(Task details):
Copy down all of the data underneath, exactly as shown.
-=-=-=-=-
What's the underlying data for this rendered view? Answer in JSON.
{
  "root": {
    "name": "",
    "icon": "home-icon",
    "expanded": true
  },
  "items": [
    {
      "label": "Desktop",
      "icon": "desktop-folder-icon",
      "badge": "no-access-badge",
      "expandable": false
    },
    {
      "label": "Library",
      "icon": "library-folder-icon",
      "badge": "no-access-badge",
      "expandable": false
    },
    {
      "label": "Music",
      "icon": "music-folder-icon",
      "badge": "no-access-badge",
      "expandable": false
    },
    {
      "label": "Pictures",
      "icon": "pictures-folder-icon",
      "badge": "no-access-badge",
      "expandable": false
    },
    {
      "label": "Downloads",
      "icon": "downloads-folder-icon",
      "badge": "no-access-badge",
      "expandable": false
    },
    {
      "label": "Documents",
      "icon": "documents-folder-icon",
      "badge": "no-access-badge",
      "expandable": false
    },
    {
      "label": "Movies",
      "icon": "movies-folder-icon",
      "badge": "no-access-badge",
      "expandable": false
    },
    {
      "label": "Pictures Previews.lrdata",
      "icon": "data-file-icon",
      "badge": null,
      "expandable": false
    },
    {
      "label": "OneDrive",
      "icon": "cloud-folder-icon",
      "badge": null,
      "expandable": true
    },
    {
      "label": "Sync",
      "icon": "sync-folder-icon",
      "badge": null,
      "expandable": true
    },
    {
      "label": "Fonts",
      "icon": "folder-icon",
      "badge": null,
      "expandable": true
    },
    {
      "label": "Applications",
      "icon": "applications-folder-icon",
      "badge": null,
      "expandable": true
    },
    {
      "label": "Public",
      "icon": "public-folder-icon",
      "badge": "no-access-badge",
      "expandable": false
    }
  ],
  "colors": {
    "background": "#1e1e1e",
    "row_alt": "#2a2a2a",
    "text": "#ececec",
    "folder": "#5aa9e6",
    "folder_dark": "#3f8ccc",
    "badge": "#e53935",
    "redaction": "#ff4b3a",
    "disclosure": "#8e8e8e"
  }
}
-=-=-=-=-
(Right answer):
What's the underlying data for this rendered view? Answer in JSON.
{
  "root": {
    "name": "",
    "icon": "home-icon",
    "expanded": true
  },
  "items": [
    {
      "label": "Desktop",
      "icon": "desktop-folder-icon",
      "badge": "no-access-badge",
      "expandable": false
    },
    {
      "label": "Library",
      "icon": "library-folder-icon",
      "badge": "no-access-badge",
      "expandable": false
    },
    {
      "label": "Music",
      "icon": "music-folder-icon",
      "badge": "no-access-badge",
      "expandable": false
    },
    {
      "label": "Pictures",
      "icon": "pictures-folder-icon",
      "badge": "no-access-badge",
      "expandable": false
    },
    {
      "label": "Downloads",
      "icon": "downloads-folder-icon",
      "badge": "no-access-badge",
      "expandable": false
    },
    {
      "label": "Documents",
      "icon": "documents-folder-icon",
      "badge": "no-access-badge",
      "expandable": false
    },
    {
      "label": "Movies",
      "icon": "movies-folder-icon",
      "badge": "no-access-badge",
      "expandable": false
    },
    {
      "label": "Pictures Previews.lrdata",
      "icon": "data-file-icon",
      "badge": null,
      "expandable": false
    },
    {
      "label": "OneDrive",
      "icon": "cloud-folder-icon",
      "badge": null,
      "expandable": true
    },
    {
      "label": "Sync",
      "icon": "sync-folder-icon",
      "badge": null,
      "expandable": true
    },
    {
      "label": "Fonts",
      "icon": "folder-icon",
      "badge": null,
      "expandable": true
    },
    {
      "label": "Applications",
      "icon": "applications-folder-icon",
      "badge": null,
      "expandable": true
    },
    {
      "label": "Public",
      "icon": "public-folder-icon",
      "badge": "no-access-badge",
      "expandable": false
    }
  ],
  "colors": {
    "background": "#1e1e1e",
    "row_alt": "#2a2a2a",
    "text": "#ececec",
    "folder": "#5aa9e6",
    "folder_dark": "#3f8ccc",
    "badge": "#e53935",
    "redaction": "#ff4b3a",
    "disclosure": "#8e8e8e"
  }
}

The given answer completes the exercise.